** start of Source material **
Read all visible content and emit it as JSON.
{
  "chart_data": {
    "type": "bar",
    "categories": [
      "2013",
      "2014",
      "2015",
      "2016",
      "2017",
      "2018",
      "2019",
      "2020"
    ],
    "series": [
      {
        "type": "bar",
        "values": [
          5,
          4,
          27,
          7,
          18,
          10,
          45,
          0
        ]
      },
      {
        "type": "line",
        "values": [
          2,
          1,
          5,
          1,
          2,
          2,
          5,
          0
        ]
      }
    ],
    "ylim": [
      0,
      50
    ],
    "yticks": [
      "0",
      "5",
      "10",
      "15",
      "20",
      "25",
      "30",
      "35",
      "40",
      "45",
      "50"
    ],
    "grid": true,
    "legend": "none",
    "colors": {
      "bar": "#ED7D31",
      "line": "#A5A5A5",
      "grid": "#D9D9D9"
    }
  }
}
** end of Source material **
# Task
What is needed here is an exact reproduction of all the entries.

# Task solution
Read all visible content and emit it as JSON.
{
  "chart_data": {
    "type": "bar",
    "categories": [
      "2013",
      "2014",
      "2015",
      "2016",
      "2017",
      "2018",
      "2019",
      "2020"
    ],
    "series": [
      {
        "type": "bar",
        "values": [
          5,
          4,
          27,
          7,
          18,
          10,
          45,
          0
        ]
      },
      {
        "type": "line",
        "values": [
          2,
          1,
          5,
          1,
          2,
          2,
          5,
          0
        ]
      }
    ],
    "ylim": [
      0,
      50
    ],
    "yticks": [
      "0",
      "5",
      "10",
      "15",
      "20",
      "25",
      "30",
      "35",
      "40",
      "45",
      "50"
    ],
    "grid": true,
    "legend": "none",
    "colors": {
      "bar": "#ED7D31",
      "line": "#A5A5A5",
      "grid": "#D9D9D9"
    }
  }
}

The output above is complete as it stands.